◆ **Source text**:
++++++
With the rise of the #MeToo movement and the Time’s Up initiative, Hollywood is beginning to truly reflect on the problems within the entertainment community.  Diversity, or the lack thereof, has been a long running issue in Hollywood and is finding itself in the spotlight once more. In her acceptance speech for the Best Actress Award at the Oscars, Frances McDormand puzzled the audience when she left them with the words “inclusion rider”, as most people, including those with lifelong careers in the entertainment industry, had never heard the term before. So, what are inclusion riders? Why has no one heard of them? And will they be able to make the impact on diversity in Hollywood that is so desperately needed?

 

The concept of an inclusion rider (also known as an equity rider) was created by Stacey Smith, the Director of USC Annenberg’s Media, Diversity and Social Change Initiative in 2014. The basic premise of inclusion riders is that actors and actresses (and potentially other big players in the industry such as directors and producers) can insist that a clause be added to their contract that demands that the composite demographic of the cast and production staff meet a certain level of diversity. Many believe the diversity of the staff composition should reflect the diversity levels present in the country as a whole. The idea is that inclusion riders will force Hollywood and the entertainment industry to bring in more diversity both in front of the camera and behind the camera, and allow minorities to have greater exposure and opportunities in the field.

 

There have been mixed reactions to the idea of inclusion riders, with some stars and agents immediately stating that they intend to adopt them on all future production and others wondering about the true efficacy of inclusion riders on the diversity problem. The biggest question around inclusion riders’ potential for success is how they would operate in practice. Would this require productions to meet diversity quotas? This could face constitutional challenges similar to those seen around affirmative action programs at universities. Many have pointed out that certain productions may require the cast to be far from diverse, such as a historical period piece, perhaps focusing on the British Monarchy. It’s unclear whether an inclusion rider would allow the production to meet the requirement using behind the scenes staff alone. Others worry that this forced hiring of minorities may not change attitudes within the industry and in fact could create greater animosity towards women, LGBT, people of color and the disabled. Inclusion riders may also negatively impact other disadvantaged groups in the industry that may not be covered by the language of the clause, such as older workers and people with physical disabilities.
++++++
(Data excerpts)
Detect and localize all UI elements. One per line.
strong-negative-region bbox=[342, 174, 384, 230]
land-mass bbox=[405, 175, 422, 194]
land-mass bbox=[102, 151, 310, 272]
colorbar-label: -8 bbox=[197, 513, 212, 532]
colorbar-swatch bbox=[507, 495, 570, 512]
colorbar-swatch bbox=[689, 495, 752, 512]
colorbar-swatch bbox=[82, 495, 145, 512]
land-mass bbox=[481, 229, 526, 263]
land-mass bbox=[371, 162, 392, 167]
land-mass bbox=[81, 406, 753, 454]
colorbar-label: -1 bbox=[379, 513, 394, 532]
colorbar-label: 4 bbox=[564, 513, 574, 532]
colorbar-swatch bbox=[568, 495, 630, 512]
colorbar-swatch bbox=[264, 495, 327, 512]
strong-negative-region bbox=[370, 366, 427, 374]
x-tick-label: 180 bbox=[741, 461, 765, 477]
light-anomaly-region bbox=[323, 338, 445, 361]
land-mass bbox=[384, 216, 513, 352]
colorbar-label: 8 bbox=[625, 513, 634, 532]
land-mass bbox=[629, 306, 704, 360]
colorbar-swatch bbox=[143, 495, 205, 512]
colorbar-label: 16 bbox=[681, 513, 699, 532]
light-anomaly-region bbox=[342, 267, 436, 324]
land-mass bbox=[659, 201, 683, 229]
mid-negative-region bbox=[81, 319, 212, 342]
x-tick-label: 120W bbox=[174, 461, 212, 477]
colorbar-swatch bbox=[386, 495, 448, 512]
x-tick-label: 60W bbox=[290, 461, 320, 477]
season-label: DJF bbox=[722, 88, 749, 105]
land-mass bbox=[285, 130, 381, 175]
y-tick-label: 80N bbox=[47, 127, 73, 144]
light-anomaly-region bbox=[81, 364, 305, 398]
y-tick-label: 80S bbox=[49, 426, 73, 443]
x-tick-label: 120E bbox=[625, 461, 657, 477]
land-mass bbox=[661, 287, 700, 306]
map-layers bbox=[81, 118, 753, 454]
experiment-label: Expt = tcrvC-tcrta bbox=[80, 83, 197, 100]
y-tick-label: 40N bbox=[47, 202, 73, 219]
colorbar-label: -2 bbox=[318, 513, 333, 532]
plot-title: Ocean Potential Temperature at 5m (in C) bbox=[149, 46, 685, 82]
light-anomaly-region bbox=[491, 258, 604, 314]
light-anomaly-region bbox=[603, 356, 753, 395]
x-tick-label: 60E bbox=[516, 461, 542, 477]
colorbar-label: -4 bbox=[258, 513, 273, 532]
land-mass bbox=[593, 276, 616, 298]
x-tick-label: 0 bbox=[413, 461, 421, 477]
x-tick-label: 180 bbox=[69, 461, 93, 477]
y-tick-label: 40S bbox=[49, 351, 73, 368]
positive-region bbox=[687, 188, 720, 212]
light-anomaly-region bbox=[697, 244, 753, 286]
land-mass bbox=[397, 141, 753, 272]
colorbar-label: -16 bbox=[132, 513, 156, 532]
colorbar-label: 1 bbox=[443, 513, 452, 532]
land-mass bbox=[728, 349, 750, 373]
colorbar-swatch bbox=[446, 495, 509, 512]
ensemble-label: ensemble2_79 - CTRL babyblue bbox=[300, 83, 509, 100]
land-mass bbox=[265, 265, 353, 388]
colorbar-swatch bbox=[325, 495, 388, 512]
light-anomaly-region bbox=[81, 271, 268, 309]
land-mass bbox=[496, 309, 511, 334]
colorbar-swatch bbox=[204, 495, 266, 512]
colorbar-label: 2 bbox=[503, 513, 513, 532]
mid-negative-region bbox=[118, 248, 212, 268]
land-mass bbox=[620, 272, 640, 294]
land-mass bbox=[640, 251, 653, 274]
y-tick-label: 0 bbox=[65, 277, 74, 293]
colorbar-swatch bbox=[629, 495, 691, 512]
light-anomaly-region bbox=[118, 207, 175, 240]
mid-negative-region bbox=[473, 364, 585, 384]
++++++
◆ **Work item A**:
Based on the text on inclusion riders, decide whether each statement holds: (i) the concept of an inclusion rider was created in 2014; (ii) Frances McDormand used the words "inclusion rider" when accepting a Best Supporting Actress award; (iii) the text gives "diversity rider" as another name for an inclusion rider. Answer yes or no for each and quote the words of the text that settle it.
◆ **Work item B**:
According to the text on inclusion riders, why did Frances McDormand's closing words at the Oscars puzzle the audience? Answer in one to three sentences.
◆ **Work item C**:
Reproduce a passage from the text on inclusion riders. Begin at the words "With the rise" and stop after "so desperately needed?".

◆ **Answer section A**:
(i) Yes: "was created by Stacey Smith, the Director of USC Annenberg’s Media, Diversity and Social Change Initiative in 2014"
(ii) No: "In her acceptance speech for the Best Actress Award at the Oscars"
(iii) No: "(also known as an equity rider)"

◆ **Answer section B**:
Her closing words, "inclusion rider," puzzled the audience because most people had never heard the term before. This included people with lifelong careers in the entertainment industry.

◆ **Answer section C**:
With the rise of the #MeToo movement and the Time’s Up initiative, Hollywood is beginning to truly reflect on the problems within the entertainment community.  Diversity, or the lack thereof, has been a long running issue in Hollywood and is finding itself in the spotlight once more. In her acceptance speech for the Best Actress Award at the Oscars, Frances McDormand puzzled the audience when she left them with the words “inclusion rider”, as most people, including those with lifelong careers in the entertainment industry, had never heard the term before. So, what are inclusion riders? Why has no one heard of them? And will they be able to make the impact on diversity in Hollywood that is so desperately needed?